Exercise objective: Extract each line of the data below exactly as written.

Dataset rows:
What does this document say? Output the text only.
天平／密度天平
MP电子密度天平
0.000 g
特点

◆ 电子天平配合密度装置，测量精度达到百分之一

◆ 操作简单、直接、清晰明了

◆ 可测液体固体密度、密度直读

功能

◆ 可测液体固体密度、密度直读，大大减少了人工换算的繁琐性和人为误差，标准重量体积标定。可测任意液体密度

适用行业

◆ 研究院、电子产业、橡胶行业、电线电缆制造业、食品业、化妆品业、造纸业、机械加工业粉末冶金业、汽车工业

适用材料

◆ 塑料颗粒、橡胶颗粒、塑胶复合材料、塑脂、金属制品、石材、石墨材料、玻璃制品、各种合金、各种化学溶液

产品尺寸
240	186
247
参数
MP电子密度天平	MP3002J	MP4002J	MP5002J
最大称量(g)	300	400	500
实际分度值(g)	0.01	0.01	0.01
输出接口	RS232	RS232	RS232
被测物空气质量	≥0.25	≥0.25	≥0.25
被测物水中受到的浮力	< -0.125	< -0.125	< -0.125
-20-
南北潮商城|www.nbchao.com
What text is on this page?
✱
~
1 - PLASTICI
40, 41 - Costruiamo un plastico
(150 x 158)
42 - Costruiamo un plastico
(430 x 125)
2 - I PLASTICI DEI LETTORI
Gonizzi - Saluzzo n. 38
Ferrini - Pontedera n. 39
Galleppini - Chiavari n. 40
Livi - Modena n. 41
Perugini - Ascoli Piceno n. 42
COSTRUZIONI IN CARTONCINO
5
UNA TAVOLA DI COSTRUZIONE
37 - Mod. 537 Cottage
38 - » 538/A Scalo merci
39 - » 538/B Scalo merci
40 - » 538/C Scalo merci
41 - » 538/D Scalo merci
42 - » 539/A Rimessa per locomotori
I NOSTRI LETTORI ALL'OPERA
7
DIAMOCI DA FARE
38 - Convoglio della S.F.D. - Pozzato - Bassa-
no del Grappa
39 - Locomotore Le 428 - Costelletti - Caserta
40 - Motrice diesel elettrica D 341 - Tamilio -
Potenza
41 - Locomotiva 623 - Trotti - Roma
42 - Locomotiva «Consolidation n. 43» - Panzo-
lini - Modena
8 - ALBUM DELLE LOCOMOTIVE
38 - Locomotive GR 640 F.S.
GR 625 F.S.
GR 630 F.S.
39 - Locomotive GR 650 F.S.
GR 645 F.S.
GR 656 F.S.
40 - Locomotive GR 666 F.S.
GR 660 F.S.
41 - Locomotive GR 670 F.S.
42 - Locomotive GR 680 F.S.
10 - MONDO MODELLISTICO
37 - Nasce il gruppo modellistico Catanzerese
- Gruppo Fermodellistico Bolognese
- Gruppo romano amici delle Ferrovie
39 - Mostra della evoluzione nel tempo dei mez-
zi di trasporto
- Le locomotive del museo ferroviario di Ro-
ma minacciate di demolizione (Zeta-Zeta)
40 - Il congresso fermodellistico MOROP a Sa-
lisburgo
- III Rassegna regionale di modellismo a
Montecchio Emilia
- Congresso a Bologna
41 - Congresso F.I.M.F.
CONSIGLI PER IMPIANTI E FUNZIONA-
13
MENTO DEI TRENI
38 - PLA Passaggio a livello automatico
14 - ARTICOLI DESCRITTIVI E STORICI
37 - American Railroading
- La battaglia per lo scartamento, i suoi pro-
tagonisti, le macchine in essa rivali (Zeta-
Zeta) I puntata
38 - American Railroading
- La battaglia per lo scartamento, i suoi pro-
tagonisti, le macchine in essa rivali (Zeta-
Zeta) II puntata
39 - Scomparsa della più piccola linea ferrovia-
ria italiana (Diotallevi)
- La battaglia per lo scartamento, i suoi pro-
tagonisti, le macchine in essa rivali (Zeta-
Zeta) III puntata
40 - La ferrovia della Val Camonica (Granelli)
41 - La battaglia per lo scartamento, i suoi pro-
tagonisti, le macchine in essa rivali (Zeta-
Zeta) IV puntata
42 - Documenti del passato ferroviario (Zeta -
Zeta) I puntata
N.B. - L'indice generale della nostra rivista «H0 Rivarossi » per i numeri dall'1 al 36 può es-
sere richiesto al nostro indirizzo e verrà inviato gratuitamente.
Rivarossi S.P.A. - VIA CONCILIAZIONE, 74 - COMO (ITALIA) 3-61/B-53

Reply to the exercise:
What does this document say? Output the text only.
天平／密度天平
MP电子密度天平
0.000 g
特点

◆ 电子天平配合密度装置，测量精度达到百分之一

◆ 操作简单、直接、清晰明了

◆ 可测液体固体密度、密度直读

功能

◆ 可测液体固体密度、密度直读，大大减少了人工换算的繁琐性和人为误差，标准重量体积标定。可测任意液体密度

适用行业

◆ 研究院、电子产业、橡胶行业、电线电缆制造业、食品业、化妆品业、造纸业、机械加工业粉末冶金业、汽车工业

适用材料

◆ 塑料颗粒、橡胶颗粒、塑胶复合材料、塑脂、金属制品、石材、石墨材料、玻璃制品、各种合金、各种化学溶液

产品尺寸
240	186
247
参数
MP电子密度天平	MP3002J	MP4002J	MP5002J
最大称量(g)	300	400	500
实际分度值(g)	0.01	0.01	0.01
输出接口	RS232	RS232	RS232
被测物空气质量	≥0.25	≥0.25	≥0.25
被测物水中受到的浮力	< -0.125	< -0.125	< -0.125
-20-
南北潮商城|www.nbchao.com
What text is on this page?
✱
~
1 - PLASTICI
40, 41 - Costruiamo un plastico
(150 x 158)
42 - Costruiamo un plastico
(430 x 125)
2 - I PLASTICI DEI LETTORI
Gonizzi - Saluzzo n. 38
Ferrini - Pontedera n. 39
Galleppini - Chiavari n. 40
Livi - Modena n. 41
Perugini - Ascoli Piceno n. 42
COSTRUZIONI IN CARTONCINO
5
UNA TAVOLA DI COSTRUZIONE
37 - Mod. 537 Cottage
38 - » 538/A Scalo merci
39 - » 538/B Scalo merci
40 - » 538/C Scalo merci
41 - » 538/D Scalo merci
42 - » 539/A Rimessa per locomotori
I NOSTRI LETTORI ALL'OPERA
7
DIAMOCI DA FARE
38 - Convoglio della S.F.D. - Pozzato - Bassa-
no del Grappa
39 - Locomotore Le 428 - Costelletti - Caserta
40 - Motrice diesel elettrica D 341 - Tamilio -
Potenza
41 - Locomotiva 623 - Trotti - Roma
42 - Locomotiva «Consolidation n. 43» - Panzo-
lini - Modena
8 - ALBUM DELLE LOCOMOTIVE
38 - Locomotive GR 640 F.S.
GR 625 F.S.
GR 630 F.S.
39 - Locomotive GR 650 F.S.
GR 645 F.S.
GR 656 F.S.
40 - Locomotive GR 666 F.S.
GR 660 F.S.
41 - Locomotive GR 670 F.S.
42 - Locomotive GR 680 F.S.
10 - MONDO MODELLISTICO
37 - Nasce il gruppo modellistico Catanzerese
- Gruppo Fermodellistico Bolognese
- Gruppo romano amici delle Ferrovie
39 - Mostra della evoluzione nel tempo dei mez-
zi di trasporto
- Le locomotive del museo ferroviario di Ro-
ma minacciate di demolizione (Zeta-Zeta)
40 - Il congresso fermodellistico MOROP a Sa-
lisburgo
- III Rassegna regionale di modellismo a
Montecchio Emilia
- Congresso a Bologna
41 - Congresso F.I.M.F.
CONSIGLI PER IMPIANTI E FUNZIONA-
13
MENTO DEI TRENI
38 - PLA Passaggio a livello automatico
14 - ARTICOLI DESCRITTIVI E STORICI
37 - American Railroading
- La battaglia per lo scartamento, i suoi pro-
tagonisti, le macchine in essa rivali (Zeta-
Zeta) I puntata
38 - American Railroading
- La battaglia per lo scartamento, i suoi pro-
tagonisti, le macchine in essa rivali (Zeta-
Zeta) II puntata
39 - Scomparsa della più piccola linea ferrovia-
ria italiana (Diotallevi)
- La battaglia per lo scartamento, i suoi pro-
tagonisti, le macchine in essa rivali (Zeta-
Zeta) III puntata
40 - La ferrovia della Val Camonica (Granelli)
41 - La battaglia per lo scartamento, i suoi pro-
tagonisti, le macchine in essa rivali (Zeta-
Zeta) IV puntata
42 - Documenti del passato ferroviario (Zeta -
Zeta) I puntata
N.B. - L'indice generale della nostra rivista «H0 Rivarossi » per i numeri dall'1 al 36 può es-
sere richiesto al nostro indirizzo e verrà inviato gratuitamente.
Rivarossi S.P.A. - VIA CONCILIAZIONE, 74 - COMO (ITALIA) 3-61/B-53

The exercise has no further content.